(Layout region records)
========================================================================

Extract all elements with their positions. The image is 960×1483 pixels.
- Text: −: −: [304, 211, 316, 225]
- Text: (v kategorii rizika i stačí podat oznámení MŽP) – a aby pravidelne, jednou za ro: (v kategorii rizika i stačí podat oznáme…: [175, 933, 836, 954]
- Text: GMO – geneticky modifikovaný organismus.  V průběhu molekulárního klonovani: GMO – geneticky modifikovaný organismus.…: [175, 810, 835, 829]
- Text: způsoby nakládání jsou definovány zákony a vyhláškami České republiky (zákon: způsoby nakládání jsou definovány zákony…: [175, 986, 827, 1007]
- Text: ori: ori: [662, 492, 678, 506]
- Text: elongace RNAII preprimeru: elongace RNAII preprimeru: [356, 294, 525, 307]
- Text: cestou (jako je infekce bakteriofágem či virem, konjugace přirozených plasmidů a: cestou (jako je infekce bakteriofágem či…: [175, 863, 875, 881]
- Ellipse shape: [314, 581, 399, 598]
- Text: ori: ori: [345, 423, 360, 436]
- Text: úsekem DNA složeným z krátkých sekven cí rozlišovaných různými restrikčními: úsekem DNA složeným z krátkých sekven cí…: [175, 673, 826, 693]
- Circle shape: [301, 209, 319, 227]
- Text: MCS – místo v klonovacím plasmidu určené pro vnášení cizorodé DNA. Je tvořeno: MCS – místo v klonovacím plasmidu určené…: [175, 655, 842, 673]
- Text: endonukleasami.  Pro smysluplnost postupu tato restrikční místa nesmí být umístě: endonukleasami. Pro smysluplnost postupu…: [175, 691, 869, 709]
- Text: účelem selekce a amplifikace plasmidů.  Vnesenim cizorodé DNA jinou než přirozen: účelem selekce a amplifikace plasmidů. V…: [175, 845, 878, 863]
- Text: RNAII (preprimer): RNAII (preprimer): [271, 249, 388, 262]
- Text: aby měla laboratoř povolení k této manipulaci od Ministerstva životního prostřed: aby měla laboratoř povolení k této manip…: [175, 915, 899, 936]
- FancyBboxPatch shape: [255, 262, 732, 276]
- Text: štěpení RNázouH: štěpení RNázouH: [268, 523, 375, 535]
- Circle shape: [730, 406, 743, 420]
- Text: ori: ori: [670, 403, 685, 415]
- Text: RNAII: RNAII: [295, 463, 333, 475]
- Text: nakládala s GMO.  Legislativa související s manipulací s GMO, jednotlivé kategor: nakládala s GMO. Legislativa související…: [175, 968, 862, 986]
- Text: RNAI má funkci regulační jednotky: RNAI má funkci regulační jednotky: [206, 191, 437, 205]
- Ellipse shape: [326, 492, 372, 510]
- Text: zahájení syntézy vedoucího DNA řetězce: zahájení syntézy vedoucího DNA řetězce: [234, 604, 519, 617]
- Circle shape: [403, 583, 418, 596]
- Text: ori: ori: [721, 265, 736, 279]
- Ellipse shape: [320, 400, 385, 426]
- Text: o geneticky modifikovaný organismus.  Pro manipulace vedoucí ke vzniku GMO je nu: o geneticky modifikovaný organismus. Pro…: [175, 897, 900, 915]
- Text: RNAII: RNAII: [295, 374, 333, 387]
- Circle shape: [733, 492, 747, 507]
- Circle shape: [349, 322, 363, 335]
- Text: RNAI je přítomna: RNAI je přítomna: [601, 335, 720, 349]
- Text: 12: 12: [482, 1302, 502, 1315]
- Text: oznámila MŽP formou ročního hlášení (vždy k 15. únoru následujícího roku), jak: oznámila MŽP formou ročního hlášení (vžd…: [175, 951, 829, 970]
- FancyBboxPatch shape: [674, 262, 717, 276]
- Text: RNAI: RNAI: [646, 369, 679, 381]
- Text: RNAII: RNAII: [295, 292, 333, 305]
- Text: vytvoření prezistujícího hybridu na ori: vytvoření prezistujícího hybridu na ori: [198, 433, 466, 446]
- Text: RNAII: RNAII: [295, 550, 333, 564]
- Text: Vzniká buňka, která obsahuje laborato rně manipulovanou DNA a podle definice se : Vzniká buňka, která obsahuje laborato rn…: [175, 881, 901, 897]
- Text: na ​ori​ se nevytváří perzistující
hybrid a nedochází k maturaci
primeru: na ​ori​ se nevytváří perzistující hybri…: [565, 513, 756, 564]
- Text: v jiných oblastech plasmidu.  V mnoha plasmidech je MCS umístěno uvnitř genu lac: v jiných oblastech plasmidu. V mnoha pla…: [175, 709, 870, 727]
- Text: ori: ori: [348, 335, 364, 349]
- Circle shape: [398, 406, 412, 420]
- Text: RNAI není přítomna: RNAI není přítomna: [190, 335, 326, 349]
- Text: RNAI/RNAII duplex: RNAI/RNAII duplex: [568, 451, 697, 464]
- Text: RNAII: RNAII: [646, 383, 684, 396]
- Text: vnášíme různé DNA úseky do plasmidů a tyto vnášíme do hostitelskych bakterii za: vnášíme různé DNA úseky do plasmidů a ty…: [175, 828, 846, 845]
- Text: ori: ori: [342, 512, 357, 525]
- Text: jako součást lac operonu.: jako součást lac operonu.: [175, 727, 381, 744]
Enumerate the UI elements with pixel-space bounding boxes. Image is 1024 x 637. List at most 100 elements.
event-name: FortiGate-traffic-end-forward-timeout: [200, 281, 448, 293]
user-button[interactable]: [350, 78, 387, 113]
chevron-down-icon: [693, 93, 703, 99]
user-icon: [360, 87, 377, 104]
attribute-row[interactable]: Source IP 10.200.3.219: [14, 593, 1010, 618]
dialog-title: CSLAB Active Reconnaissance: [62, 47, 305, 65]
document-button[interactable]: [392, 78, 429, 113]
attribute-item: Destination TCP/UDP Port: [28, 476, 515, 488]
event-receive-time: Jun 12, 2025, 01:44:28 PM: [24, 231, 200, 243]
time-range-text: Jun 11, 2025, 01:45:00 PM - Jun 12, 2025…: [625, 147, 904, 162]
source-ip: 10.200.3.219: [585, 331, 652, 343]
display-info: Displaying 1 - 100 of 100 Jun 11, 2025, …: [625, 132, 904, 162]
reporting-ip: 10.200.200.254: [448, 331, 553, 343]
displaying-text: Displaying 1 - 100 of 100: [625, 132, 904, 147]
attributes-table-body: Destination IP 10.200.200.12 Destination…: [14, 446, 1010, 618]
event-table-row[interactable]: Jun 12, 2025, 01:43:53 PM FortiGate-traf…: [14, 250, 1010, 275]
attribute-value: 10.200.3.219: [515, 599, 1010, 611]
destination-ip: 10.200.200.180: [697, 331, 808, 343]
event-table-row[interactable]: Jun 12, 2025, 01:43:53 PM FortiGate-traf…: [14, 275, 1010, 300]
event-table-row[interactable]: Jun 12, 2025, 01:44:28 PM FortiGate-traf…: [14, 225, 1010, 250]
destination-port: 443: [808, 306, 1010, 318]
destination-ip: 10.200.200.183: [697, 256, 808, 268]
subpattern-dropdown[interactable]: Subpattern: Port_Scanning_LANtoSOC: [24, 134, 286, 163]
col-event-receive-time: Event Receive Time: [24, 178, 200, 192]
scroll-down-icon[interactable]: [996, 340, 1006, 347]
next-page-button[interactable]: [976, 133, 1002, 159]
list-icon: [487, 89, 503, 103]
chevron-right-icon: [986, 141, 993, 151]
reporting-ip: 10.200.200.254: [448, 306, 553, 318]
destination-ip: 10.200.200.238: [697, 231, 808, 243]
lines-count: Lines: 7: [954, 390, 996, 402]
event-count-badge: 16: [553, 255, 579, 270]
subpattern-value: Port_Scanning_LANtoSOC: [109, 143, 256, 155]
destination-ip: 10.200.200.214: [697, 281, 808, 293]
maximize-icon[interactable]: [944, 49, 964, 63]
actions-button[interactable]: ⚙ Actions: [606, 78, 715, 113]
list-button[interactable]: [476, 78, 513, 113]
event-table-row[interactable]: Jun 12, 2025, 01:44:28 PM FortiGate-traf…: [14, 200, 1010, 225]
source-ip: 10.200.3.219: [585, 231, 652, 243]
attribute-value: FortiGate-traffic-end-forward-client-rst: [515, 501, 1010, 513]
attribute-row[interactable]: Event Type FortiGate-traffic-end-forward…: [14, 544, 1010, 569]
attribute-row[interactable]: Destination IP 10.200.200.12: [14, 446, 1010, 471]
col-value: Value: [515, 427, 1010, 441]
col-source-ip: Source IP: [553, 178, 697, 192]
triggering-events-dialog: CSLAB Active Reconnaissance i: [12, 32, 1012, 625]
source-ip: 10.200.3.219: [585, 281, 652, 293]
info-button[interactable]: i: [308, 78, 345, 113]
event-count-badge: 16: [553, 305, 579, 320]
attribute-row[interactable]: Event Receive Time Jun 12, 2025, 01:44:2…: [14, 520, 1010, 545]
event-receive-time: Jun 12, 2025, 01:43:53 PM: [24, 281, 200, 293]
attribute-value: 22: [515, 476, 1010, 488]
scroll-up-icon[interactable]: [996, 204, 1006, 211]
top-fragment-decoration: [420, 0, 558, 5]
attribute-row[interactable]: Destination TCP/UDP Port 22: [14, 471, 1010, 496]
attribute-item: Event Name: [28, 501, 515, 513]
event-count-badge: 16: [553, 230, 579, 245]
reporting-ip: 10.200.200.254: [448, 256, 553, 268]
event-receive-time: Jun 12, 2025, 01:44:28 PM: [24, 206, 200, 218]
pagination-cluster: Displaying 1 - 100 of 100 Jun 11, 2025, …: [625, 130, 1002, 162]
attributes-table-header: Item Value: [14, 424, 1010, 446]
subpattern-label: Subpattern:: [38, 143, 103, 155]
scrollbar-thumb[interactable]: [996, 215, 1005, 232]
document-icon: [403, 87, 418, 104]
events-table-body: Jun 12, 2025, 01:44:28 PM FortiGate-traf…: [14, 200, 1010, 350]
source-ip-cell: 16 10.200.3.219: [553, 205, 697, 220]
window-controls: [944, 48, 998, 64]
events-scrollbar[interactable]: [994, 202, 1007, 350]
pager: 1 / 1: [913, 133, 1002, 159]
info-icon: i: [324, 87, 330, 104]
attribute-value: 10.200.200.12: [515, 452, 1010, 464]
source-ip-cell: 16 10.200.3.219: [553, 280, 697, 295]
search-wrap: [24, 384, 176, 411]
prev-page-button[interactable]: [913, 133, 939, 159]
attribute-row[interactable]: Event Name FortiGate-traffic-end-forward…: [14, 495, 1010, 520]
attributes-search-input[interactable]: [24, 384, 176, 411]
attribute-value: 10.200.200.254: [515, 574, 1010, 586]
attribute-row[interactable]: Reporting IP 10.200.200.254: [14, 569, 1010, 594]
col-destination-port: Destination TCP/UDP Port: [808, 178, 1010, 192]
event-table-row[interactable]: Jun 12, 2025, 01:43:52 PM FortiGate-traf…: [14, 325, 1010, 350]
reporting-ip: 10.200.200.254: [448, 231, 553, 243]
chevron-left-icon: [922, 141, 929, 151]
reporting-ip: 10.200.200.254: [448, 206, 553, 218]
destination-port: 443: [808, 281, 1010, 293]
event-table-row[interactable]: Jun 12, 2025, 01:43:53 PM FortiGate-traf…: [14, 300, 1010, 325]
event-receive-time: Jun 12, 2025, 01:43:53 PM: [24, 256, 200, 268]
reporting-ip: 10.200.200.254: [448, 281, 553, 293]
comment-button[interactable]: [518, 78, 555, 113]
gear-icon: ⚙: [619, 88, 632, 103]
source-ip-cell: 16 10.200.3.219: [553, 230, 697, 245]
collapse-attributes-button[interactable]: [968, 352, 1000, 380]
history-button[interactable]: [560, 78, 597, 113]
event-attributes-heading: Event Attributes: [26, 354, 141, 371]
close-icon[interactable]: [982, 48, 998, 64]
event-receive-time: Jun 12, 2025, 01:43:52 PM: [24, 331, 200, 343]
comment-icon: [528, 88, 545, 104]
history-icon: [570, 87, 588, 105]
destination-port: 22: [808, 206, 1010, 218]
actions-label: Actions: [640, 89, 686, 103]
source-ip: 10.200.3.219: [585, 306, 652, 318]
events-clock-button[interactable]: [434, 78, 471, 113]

========================================================================

[Problem requirements]: Starting at the top of the listing and going on through the line that contains "- Text: úsekem", please write those lines out again with "Ellipse shape" switched to "Oval shape" and everything else unchanged. Give only those lines.

[Reply to the exercise]:
Extract all elements with their positions. The image is 960×1483 pixels.
- Text: −: −: [304, 211, 316, 225]
- Text: (v kategorii rizika i stačí podat oznámení MŽP) – a aby pravidelne, jednou za ro: (v kategorii rizika i stačí podat oznáme…: [175, 933, 836, 954]
- Text: GMO – geneticky modifikovaný organismus.  V průběhu molekulárního klonovani: GMO – geneticky modifikovaný organismus.…: [175, 810, 835, 829]
- Text: způsoby nakládání jsou definovány zákony a vyhláškami České republiky (zákon: způsoby nakládání jsou definovány zákony…: [175, 986, 827, 1007]
- Text: ori: ori: [662, 492, 678, 506]
- Text: elongace RNAII preprimeru: elongace RNAII preprimeru: [356, 294, 525, 307]
- Text: cestou (jako je infekce bakteriofágem či virem, konjugace přirozených plasmidů a: cestou (jako je infekce bakteriofágem či…: [175, 863, 875, 881]
- Oval shape: [314, 581, 399, 598]
- Text: ori: ori: [345, 423, 360, 436]
- Text: úsekem DNA složeným z krátkých sekven cí rozlišovaných různými restrikčními: úsekem DNA složeným z krátkých sekven cí…: [175, 673, 826, 693]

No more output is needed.